Source records

━━━━━━

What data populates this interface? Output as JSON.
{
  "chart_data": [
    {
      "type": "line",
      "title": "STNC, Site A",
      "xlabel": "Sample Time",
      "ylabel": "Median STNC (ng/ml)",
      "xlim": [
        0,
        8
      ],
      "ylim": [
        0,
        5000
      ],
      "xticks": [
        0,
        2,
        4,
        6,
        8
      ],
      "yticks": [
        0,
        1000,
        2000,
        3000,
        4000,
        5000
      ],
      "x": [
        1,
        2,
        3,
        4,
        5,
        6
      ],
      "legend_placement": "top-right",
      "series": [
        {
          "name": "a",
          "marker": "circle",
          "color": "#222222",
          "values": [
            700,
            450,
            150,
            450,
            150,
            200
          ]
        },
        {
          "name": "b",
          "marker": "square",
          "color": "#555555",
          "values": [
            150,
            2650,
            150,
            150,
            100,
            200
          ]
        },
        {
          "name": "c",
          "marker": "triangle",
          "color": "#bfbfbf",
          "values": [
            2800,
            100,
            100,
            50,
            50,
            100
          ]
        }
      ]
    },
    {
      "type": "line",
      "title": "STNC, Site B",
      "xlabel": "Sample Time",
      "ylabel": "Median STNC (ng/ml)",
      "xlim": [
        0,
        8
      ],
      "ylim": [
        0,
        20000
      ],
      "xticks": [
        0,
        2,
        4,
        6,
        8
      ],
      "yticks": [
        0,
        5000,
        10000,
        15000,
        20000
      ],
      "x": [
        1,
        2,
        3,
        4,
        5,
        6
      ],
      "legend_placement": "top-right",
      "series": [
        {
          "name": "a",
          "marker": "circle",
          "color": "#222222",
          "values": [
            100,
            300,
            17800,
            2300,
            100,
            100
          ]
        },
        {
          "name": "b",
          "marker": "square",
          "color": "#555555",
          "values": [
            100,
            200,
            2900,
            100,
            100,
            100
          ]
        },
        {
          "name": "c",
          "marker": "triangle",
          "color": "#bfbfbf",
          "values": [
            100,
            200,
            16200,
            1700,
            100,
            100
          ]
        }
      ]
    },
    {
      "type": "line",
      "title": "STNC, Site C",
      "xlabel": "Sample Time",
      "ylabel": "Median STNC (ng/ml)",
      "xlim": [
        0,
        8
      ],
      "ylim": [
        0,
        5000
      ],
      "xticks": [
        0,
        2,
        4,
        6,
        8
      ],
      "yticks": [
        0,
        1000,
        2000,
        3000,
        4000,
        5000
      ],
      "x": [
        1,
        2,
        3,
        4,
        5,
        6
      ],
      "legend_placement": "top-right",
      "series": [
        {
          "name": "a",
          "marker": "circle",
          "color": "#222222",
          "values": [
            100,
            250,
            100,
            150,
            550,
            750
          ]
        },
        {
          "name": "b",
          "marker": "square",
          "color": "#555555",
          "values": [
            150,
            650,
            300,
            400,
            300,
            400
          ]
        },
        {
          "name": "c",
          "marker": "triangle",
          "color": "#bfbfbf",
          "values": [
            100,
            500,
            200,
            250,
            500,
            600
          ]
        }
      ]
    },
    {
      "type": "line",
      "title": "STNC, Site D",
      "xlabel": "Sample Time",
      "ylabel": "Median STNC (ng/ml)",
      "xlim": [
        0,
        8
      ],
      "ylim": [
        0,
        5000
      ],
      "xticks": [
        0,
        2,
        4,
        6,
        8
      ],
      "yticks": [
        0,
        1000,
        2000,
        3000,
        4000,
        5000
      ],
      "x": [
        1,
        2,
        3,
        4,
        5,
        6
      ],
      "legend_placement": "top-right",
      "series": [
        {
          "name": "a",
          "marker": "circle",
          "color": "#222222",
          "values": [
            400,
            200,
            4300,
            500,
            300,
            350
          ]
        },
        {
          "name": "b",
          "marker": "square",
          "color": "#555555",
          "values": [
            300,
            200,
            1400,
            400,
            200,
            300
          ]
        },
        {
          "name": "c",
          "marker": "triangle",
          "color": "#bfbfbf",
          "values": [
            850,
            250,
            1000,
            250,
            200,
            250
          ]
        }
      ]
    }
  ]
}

━━━━━━

- TO BE DONE:
Repeat every line of the data, exactly and in full.

- THE RESPONSE:
What data populates this interface? Output as JSON.
{
  "chart_data": [
    {
      "type": "line",
      "title": "STNC, Site A",
      "xlabel": "Sample Time",
      "ylabel": "Median STNC (ng/ml)",
      "xlim": [
        0,
        8
      ],
      "ylim": [
        0,
        5000
      ],
      "xticks": [
        0,
        2,
        4,
        6,
        8
      ],
      "yticks": [
        0,
        1000,
        2000,
        3000,
        4000,
        5000
      ],
      "x": [
        1,
        2,
        3,
        4,
        5,
        6
      ],
      "legend_placement": "top-right",
      "series": [
        {
          "name": "a",
          "marker": "circle",
          "color": "#222222",
          "values": [
            700,
            450,
            150,
            450,
            150,
            200
          ]
        },
        {
          "name": "b",
          "marker": "square",
          "color": "#555555",
          "values": [
            150,
            2650,
            150,
            150,
            100,
            200
          ]
        },
        {
          "name": "c",
          "marker": "triangle",
          "color": "#bfbfbf",
          "values": [
            2800,
            100,
            100,
            50,
            50,
            100
          ]
        }
      ]
    },
    {
      "type": "line",
      "title": "STNC, Site B",
      "xlabel": "Sample Time",
      "ylabel": "Median STNC (ng/ml)",
      "xlim": [
        0,
        8
      ],
      "ylim": [
        0,
        20000
      ],
      "xticks": [
        0,
        2,
        4,
        6,
        8
      ],
      "yticks": [
        0,
        5000,
        10000,
        15000,
        20000
      ],
      "x": [
        1,
        2,
        3,
        4,
        5,
        6
      ],
      "legend_placement": "top-right",
      "series": [
        {
          "name": "a",
          "marker": "circle",
          "color": "#222222",
          "values": [
            100,
            300,
            17800,
            2300,
            100,
            100
          ]
        },
        {
          "name": "b",
          "marker": "square",
          "color": "#555555",
          "values": [
            100,
            200,
            2900,
            100,
            100,
            100
          ]
        },
        {
          "name": "c",
          "marker": "triangle",
          "color": "#bfbfbf",
          "values": [
            100,
            200,
            16200,
            1700,
            100,
            100
          ]
        }
      ]
    },
    {
      "type": "line",
      "title": "STNC, Site C",
      "xlabel": "Sample Time",
      "ylabel": "Median STNC (ng/ml)",
      "xlim": [
        0,
        8
      ],
      "ylim": [
        0,
        5000
      ],
      "xticks": [
        0,
        2,
        4,
        6,
        8
      ],
      "yticks": [
        0,
        1000,
        2000,
        3000,
        4000,
        5000
      ],
      "x": [
        1,
        2,
        3,
        4,
        5,
        6
      ],
      "legend_placement": "top-right",
      "series": [
        {
          "name": "a",
          "marker": "circle",
          "color": "#222222",
          "values": [
            100,
            250,
            100,
            150,
            550,
            750
          ]
        },
        {
          "name": "b",
          "marker": "square",
          "color": "#555555",
          "values": [
            150,
            650,
            300,
            400,
            300,
            400
          ]
        },
        {
          "name": "c",
          "marker": "triangle",
          "color": "#bfbfbf",
          "values": [
            100,
            500,
            200,
            250,
            500,
            600
          ]
        }
      ]
    },
    {
      "type": "line",
      "title": "STNC, Site D",
      "xlabel": "Sample Time",
      "ylabel": "Median STNC (ng/ml)",
      "xlim": [
        0,
        8
      ],
      "ylim": [
        0,
        5000
      ],
      "xticks": [
        0,
        2,
        4,
        6,
        8
      ],
      "yticks": [
        0,
        1000,
        2000,
        3000,
        4000,
        5000
      ],
      "x": [
        1,
        2,
        3,
        4,
        5,
        6
      ],
      "legend_placement": "top-right",
      "series": [
        {
          "name": "a",
          "marker": "circle",
          "color": "#222222",
          "values": [
            400,
            200,
            4300,
            500,
            300,
            350
          ]
        },
        {
          "name": "b",
          "marker": "square",
          "color": "#555555",
          "values": [
            300,
            200,
            1400,
            400,
            200,
            300
          ]
        },
        {
          "name": "c",
          "marker": "triangle",
          "color": "#bfbfbf",
          "values": [
            850,
            250,
            1000,
            250,
            200,
            250
          ]
        }
      ]
    }
  ]
}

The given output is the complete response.